The records below are to be restated word for word, with their images omitted.

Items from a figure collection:
##########

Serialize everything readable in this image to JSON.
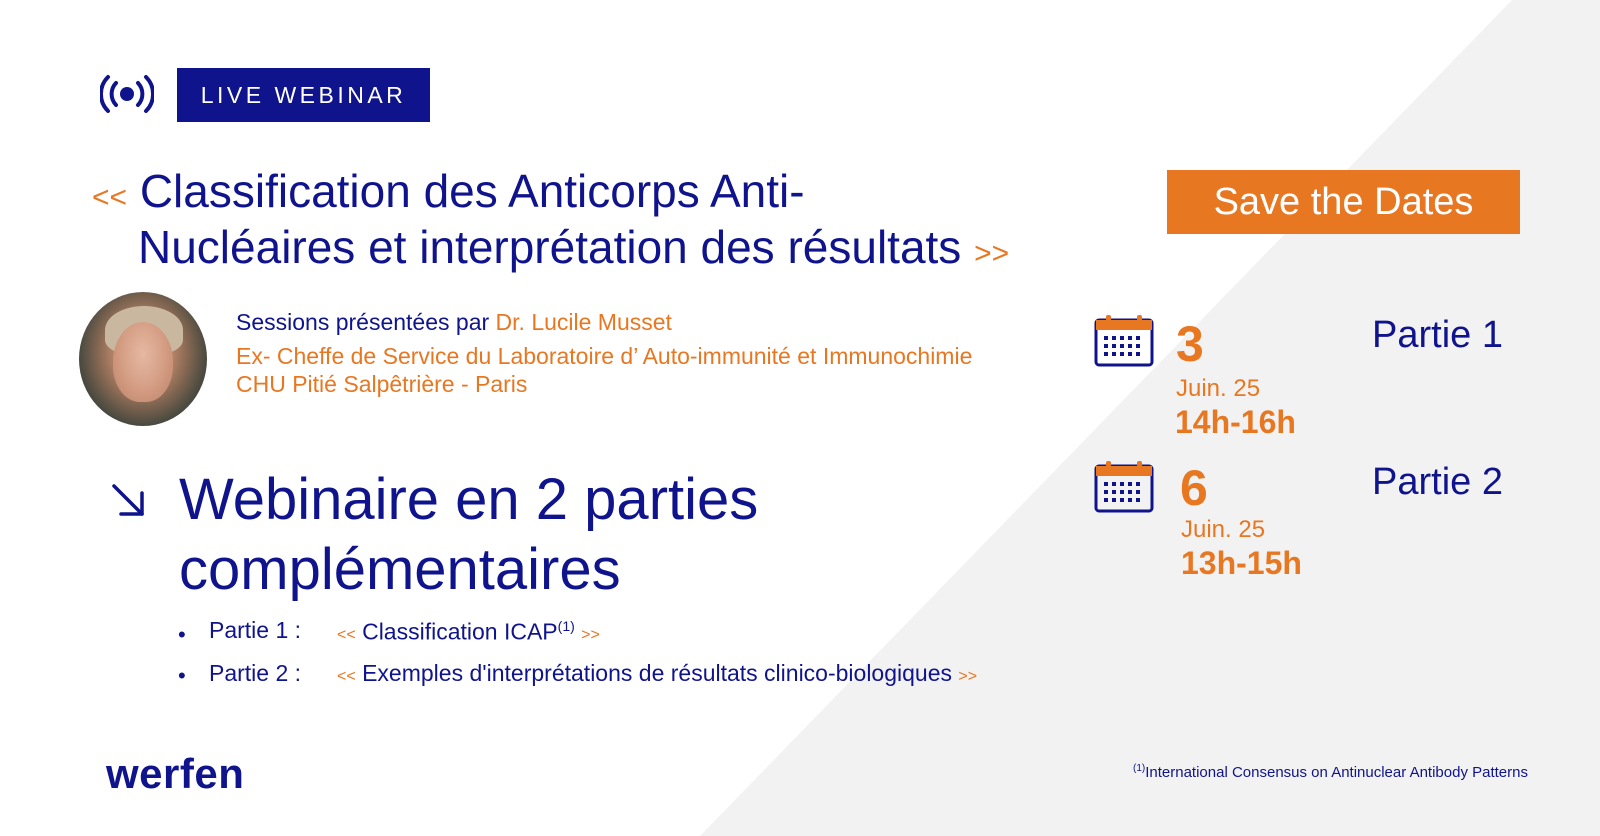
{
  "badge": {
    "label": "LIVE WEBINAR"
  },
  "title": {
    "open_quote": "<<",
    "line1": "Classification des Anticorps Anti-",
    "line2": "Nucléaires et interprétation des résultats",
    "close_quote": ">>"
  },
  "save_dates": {
    "label": "Save the Dates"
  },
  "speaker": {
    "intro": "Sessions présentées par",
    "name": "Dr. Lucile Musset",
    "role": "Ex- Cheffe de Service du Laboratoire d’ Auto-immunité et Immunochimie",
    "institution": "CHU Pitié Salpêtrière - Paris"
  },
  "webinar": {
    "line1": "Webinaire en 2 parties",
    "line2": "complémentaires",
    "parts": [
      {
        "label": "Partie 1 :",
        "open": "<<",
        "description": "Classification ICAP",
        "sup": "(1)",
        "close": ">>"
      },
      {
        "label": "Partie 2 :",
        "open": "<<",
        "description": "Exemples d'interprétations de résultats clinico-biologiques",
        "close": ">>"
      }
    ]
  },
  "dates": [
    {
      "day": "3",
      "month": "Juin. 25",
      "hours": "14h-16h",
      "part": "Partie 1"
    },
    {
      "day": "6",
      "month": "Juin. 25",
      "hours": "13h-15h",
      "part": "Partie 2"
    }
  ],
  "footer": {
    "logo": "werfen",
    "footnote_sup": "(1)",
    "footnote": "International Consensus on Antinuclear Antibody Patterns"
  },
  "colors": {
    "navy": "#10148c",
    "orange": "#e87722",
    "background_shape": "#f2f2f2"
  },
  "icons": [
    "live-broadcast-icon",
    "arrow-down-right-icon",
    "calendar-icon"
  ]
}
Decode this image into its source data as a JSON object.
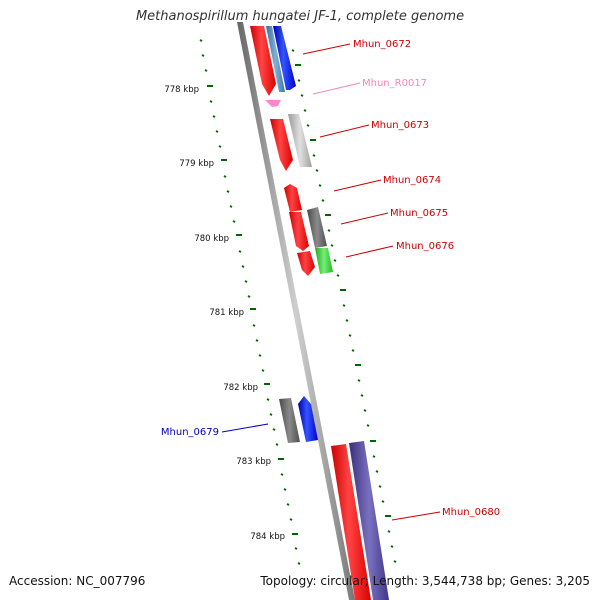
{
  "title": "Methanospirillum hungatei JF-1, complete genome",
  "footer": {
    "accession": "Accession: NC_007796",
    "summary": "Topology: circular; Length: 3,544,738 bp; Genes: 3,205"
  },
  "ruler": {
    "labels": [
      "778 kbp",
      "779 kbp",
      "780 kbp",
      "781 kbp",
      "782 kbp",
      "783 kbp",
      "784 kbp"
    ]
  },
  "genes": [
    {
      "name": "Mhun_0672",
      "color": "#cc0000"
    },
    {
      "name": "Mhun_R0017",
      "color": "#ee88bb"
    },
    {
      "name": "Mhun_0673",
      "color": "#cc0000"
    },
    {
      "name": "Mhun_0674",
      "color": "#cc0000"
    },
    {
      "name": "Mhun_0675",
      "color": "#cc0000"
    },
    {
      "name": "Mhun_0676",
      "color": "#cc0000"
    },
    {
      "name": "Mhun_0679",
      "color": "#0000bb"
    },
    {
      "name": "Mhun_0680",
      "color": "#cc0000"
    }
  ],
  "colors": {
    "cds": "#ff0000",
    "blue_feature": "#0000ff",
    "steel_feature": "#4682b4",
    "gray_feature": "#a8a8a8",
    "dark_gray_feature": "#5a5a5a",
    "green_feature": "#33cc33",
    "purple_feature": "#4b3f8c",
    "rna": "#ff88cc",
    "tick": "#006600",
    "backbone": "#888888"
  }
}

##########

Result below:
Serialize everything readable in this image to JSON.
{
  "badge": {
    "label": "LIVE WEBINAR"
  },
  "title": {
    "open_quote": "<<",
    "line1": "Classification des Anticorps Anti-",
    "line2": "Nucléaires et interprétation des résultats",
    "close_quote": ">>"
  },
  "save_dates": {
    "label": "Save the Dates"
  },
  "speaker": {
    "intro": "Sessions présentées par",
    "name": "Dr. Lucile Musset",
    "role": "Ex- Cheffe de Service du Laboratoire d’ Auto-immunité et Immunochimie",
    "institution": "CHU Pitié Salpêtrière - Paris"
  },
  "webinar": {
    "line1": "Webinaire en 2 parties",
    "line2": "complémentaires",
    "parts": [
      {
        "label": "Partie 1 :",
        "open": "<<",
        "description": "Classification ICAP",
        "sup": "(1)",
        "close": ">>"
      },
      {
        "label": "Partie 2 :",
        "open": "<<",
        "description": "Exemples d'interprétations de résultats clinico-biologiques",
        "close": ">>"
      }
    ]
  },
  "dates": [
    {
      "day": "3",
      "month": "Juin. 25",
      "hours": "14h-16h",
      "part": "Partie 1"
    },
    {
      "day": "6",
      "month": "Juin. 25",
      "hours": "13h-15h",
      "part": "Partie 2"
    }
  ],
  "footer": {
    "logo": "werfen",
    "footnote_sup": "(1)",
    "footnote": "International Consensus on Antinuclear Antibody Patterns"
  },
  "colors": {
    "navy": "#10148c",
    "orange": "#e87722",
    "background_shape": "#f2f2f2"
  },
  "icons": [
    "live-broadcast-icon",
    "arrow-down-right-icon",
    "calendar-icon"
  ]
}
Decode this image into its source data as a JSON object.
{
  "title": "Methanospirillum hungatei JF-1, complete genome",
  "footer": {
    "accession": "Accession: NC_007796",
    "summary": "Topology: circular; Length: 3,544,738 bp; Genes: 3,205"
  },
  "ruler": {
    "labels": [
      "778 kbp",
      "779 kbp",
      "780 kbp",
      "781 kbp",
      "782 kbp",
      "783 kbp",
      "784 kbp"
    ]
  },
  "genes": [
    {
      "name": "Mhun_0672",
      "color": "#cc0000"
    },
    {
      "name": "Mhun_R0017",
      "color": "#ee88bb"
    },
    {
      "name": "Mhun_0673",
      "color": "#cc0000"
    },
    {
      "name": "Mhun_0674",
      "color": "#cc0000"
    },
    {
      "name": "Mhun_0675",
      "color": "#cc0000"
    },
    {
      "name": "Mhun_0676",
      "color": "#cc0000"
    },
    {
      "name": "Mhun_0679",
      "color": "#0000bb"
    },
    {
      "name": "Mhun_0680",
      "color": "#cc0000"
    }
  ],
  "colors": {
    "cds": "#ff0000",
    "blue_feature": "#0000ff",
    "steel_feature": "#4682b4",
    "gray_feature": "#a8a8a8",
    "dark_gray_feature": "#5a5a5a",
    "green_feature": "#33cc33",
    "purple_feature": "#4b3f8c",
    "rna": "#ff88cc",
    "tick": "#006600",
    "backbone": "#888888"
  }
}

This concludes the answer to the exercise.